◆ SET PROBLEM 1 ◆
Locate all lines in the records that contain the word "every", and copy each of those lines.
══ GIVEN TEXT ══
MANCHESTER DISTRICT REGISTRY
(Transferred from the Manchester County Court)
Royal Courts of Justice
Strand, London, WC2A 2LL
Before:
MR JUSTICE BRIGGS
Between :
MR ADRIAN SMITH | Claimant |
- and - | |
TRAFFORD HOUSING TRUST | Defendant |
Mr Hugh Tomlinson QC (instructed by Aughton Ainsworth)) for the Claimant
Mr Andrew Short QC (instructed by Devonshires Solicitors) for the Defendant
Hearing dates: 18 and 19 October 2012
Judgment
Judgment on Damages & Costs
Mr Justice Briggs :
Damages and Costs
When handing my judgment in this matter on 16 November 2012 I stated that the parties had agreed that the precise quantification of the damages, together with any other matters, including costs, were by agreement to be resolved upon written submissions, following which I would hand down a further short judgment.
In its original form, Mr Smith’s claim was for damages for breach of his employment contract and for a declaration that, in demoting him, the Trust had acted incompatibly with his Convention rights. The claim for a declaration was based upon the allegation in paragraph 24 of the Particulars of Claim that the Trust was a public authority.
The claim for a declaration, together with those parts of the Particulars of Claim upon which it was based, was struck out pursuant to the order of District Judge Khan made on 21 March 2012, upon the ground that Mr Smith had no real prospect of demonstrating at trial that the Trust was a public authority. Mr Smith was ordered to pay the costs of that application. That decision was not appealed and it has since then been common ground that Mr Smith’s case has been a private law claim for damages for breach of contract.
For the reasons given in my main judgment, Mr Smith’s claim for damages is limited to the difference in his salary and benefits between his contractual entitlement and the reduced amount payable by reason of his demotion, but only for the twelve week notice period which the contract is deemed to have provided. The Trust has advanced calculations tending to show that damages are therefore limited to £98, together with interest of £4.10, and this has not been challenged by Mr Smith. Accordingly I award damages, and interest, in those amounts.
═══
══ PROVIDED RECORDS ══
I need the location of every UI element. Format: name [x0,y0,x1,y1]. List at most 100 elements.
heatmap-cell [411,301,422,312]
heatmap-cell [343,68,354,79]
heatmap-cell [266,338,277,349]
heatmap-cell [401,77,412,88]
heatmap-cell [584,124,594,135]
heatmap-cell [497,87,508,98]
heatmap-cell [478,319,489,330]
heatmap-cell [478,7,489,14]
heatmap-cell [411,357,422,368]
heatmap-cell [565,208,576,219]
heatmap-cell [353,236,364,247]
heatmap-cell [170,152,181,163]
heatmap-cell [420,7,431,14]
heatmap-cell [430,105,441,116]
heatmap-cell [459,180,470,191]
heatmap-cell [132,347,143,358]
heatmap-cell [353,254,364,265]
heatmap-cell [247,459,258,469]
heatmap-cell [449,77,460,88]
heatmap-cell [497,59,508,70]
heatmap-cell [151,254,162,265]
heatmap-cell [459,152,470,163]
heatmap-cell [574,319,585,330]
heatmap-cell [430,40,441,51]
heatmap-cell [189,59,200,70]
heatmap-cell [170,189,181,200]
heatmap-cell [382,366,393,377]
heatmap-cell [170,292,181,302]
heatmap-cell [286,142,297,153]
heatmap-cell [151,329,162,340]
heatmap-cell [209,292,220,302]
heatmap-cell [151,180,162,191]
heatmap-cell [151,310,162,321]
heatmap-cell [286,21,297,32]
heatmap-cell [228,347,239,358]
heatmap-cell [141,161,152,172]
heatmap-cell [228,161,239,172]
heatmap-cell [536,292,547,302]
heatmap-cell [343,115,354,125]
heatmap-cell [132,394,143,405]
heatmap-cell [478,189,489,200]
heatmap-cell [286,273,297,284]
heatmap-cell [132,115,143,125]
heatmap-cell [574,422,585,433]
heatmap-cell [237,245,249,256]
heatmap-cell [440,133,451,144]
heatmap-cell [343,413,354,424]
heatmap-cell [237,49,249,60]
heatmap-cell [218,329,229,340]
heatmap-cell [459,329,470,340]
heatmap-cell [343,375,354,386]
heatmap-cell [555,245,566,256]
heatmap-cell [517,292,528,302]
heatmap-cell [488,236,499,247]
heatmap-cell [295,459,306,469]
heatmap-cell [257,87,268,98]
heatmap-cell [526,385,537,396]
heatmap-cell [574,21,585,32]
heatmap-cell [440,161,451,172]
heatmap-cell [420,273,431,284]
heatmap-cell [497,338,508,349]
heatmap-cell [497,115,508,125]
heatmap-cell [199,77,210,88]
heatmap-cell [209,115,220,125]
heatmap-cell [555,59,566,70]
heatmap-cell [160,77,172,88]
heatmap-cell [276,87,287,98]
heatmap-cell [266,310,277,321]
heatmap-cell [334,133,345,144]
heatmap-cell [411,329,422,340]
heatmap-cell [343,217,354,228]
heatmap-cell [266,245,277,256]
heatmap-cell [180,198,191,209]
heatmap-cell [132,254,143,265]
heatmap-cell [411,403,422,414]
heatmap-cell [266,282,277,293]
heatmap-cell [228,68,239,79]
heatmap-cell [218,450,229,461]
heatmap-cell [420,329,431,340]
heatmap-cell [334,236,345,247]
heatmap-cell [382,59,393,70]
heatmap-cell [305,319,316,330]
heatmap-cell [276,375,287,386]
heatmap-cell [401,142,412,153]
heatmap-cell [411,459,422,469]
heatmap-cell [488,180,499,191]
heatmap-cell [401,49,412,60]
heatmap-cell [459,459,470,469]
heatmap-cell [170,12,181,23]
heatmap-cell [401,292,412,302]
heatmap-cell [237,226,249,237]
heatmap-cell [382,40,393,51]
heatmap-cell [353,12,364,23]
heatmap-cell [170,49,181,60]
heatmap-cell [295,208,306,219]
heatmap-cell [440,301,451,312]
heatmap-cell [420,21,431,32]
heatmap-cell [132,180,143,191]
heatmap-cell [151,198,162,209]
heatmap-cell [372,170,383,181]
═══
◆ SET PROBLEM 2 ◆
In the judgment on damages and costs, what amounts did the judge award Mr Smith in damages and in interest?

◆ TASK RESULT 1 ◆
I need the location of every UI element. Format: name [x0,y0,x1,y1]. List at most 100 elements.

◆ TASK RESULT 2 ◆
Damages of £98 and interest of £4.10.